En octubre del año pasado hubo una huelga en Santiago Atitlán. La gente pedía que el nuevo edil rindiera cuentas de los gastos desde que llegó al poder. Ahí estaba Kristel, exigiendo transparencia.

Ahora es la única hija en la casa. Su padre va a la tienda y le pregunta si quiere algo. Por ese gesto ella siente que la respetan. Ya no está atada a la cama. Tiene 31 años, se maquilla como quiere, se delinea las cejas, se depila. Lo único que no puede hacer es vestirse de mujer. «Mi papá me aceptaba con el fin de que no quería verme vestida de mujer. Por eso me acepté siendo un chico gay travesti. Me visto en ocasiones, pero me considero una chica trans», asegura.

Abusos sistemáticos

Una gran parte de la comunidad gay en Santiago Atitlán borda. También hay quienes trabajan en el Gobierno municipal o en tiendas de teléfonos, pero esos están «enclosetados» [en el armario], dice Kristel. Quienes ya decidieron mostrarse como son, solo pueden coser o trabajar en bares. «Mejor bordar que estar allá. Trabajar en un bar o cantina es peligroso, porque los hombres empiezan a golpearse. Aquí sí hay bolos [borrachos] mañosos», cuenta la mujer.

En el pueblo ahora hay entre 10 y 12 chicas trans. También había dos gays que se suicidaron porque su familia no los aceptaba.

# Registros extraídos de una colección
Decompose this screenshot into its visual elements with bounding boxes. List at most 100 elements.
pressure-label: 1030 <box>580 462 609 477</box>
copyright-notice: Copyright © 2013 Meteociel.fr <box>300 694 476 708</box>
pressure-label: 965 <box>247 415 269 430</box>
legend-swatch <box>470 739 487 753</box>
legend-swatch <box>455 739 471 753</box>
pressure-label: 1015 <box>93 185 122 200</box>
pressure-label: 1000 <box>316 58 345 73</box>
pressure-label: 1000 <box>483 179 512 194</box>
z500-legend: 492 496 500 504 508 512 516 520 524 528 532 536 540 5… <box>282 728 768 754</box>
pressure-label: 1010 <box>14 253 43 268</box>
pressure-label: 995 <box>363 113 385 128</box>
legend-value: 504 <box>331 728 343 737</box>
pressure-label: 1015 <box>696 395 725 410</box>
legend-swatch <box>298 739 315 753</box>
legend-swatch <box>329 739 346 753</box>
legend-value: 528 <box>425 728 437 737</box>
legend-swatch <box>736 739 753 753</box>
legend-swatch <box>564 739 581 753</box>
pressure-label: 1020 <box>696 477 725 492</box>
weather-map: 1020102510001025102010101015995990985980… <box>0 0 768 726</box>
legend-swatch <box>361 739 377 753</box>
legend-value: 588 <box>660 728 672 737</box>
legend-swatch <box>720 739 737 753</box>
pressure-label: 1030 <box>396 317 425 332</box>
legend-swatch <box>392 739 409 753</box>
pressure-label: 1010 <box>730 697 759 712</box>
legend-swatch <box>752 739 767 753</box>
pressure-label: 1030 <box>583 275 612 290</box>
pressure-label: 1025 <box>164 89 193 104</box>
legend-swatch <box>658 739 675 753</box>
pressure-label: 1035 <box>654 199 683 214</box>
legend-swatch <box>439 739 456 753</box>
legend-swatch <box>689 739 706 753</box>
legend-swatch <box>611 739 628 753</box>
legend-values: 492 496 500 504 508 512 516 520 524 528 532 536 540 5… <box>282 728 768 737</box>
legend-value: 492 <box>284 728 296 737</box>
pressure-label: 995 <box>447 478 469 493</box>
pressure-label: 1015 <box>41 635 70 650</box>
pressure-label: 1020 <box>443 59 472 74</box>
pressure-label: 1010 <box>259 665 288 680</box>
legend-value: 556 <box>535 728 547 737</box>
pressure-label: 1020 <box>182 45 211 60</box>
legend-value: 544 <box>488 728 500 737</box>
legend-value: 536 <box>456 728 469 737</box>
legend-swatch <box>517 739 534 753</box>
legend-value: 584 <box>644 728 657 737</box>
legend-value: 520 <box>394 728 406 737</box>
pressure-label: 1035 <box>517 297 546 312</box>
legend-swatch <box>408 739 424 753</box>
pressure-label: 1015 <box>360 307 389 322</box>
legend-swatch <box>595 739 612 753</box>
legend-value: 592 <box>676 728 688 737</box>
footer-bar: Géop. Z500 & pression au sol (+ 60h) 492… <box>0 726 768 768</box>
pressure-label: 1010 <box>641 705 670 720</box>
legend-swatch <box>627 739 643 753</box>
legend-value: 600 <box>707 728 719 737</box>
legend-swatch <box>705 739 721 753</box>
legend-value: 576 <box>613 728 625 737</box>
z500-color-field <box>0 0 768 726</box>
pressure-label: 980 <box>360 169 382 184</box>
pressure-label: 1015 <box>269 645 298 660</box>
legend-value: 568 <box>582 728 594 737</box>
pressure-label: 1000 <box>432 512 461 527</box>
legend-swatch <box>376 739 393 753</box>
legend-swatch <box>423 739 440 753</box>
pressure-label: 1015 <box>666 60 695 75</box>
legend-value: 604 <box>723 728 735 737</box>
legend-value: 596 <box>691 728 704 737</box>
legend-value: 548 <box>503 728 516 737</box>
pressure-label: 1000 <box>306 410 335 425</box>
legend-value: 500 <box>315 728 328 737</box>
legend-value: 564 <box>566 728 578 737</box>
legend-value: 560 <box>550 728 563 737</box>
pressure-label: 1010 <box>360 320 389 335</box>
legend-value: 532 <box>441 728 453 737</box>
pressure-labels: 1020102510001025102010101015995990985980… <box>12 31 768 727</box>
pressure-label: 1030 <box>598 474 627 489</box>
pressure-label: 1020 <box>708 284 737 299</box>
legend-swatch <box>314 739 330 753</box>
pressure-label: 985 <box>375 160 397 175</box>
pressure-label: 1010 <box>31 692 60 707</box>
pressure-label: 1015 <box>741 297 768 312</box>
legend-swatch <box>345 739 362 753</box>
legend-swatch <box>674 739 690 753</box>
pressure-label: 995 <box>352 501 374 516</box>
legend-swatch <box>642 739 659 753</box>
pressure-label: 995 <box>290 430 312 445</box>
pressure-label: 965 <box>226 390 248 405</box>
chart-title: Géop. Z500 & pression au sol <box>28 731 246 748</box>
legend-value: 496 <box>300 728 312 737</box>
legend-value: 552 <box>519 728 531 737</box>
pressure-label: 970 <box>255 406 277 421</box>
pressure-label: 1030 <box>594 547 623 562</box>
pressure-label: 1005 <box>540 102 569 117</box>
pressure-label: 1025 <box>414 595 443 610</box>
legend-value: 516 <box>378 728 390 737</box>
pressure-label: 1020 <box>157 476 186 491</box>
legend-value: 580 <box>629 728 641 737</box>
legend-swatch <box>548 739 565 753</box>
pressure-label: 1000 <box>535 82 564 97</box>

# Consigna
En el texto sobre Santiago Atitlán, ¿qué pedía la gente durante la huelga de octubre del año pasado?

# Resultado del ejercicio
Que el nuevo edil rindiera cuentas de los gastos desde que llegó al poder.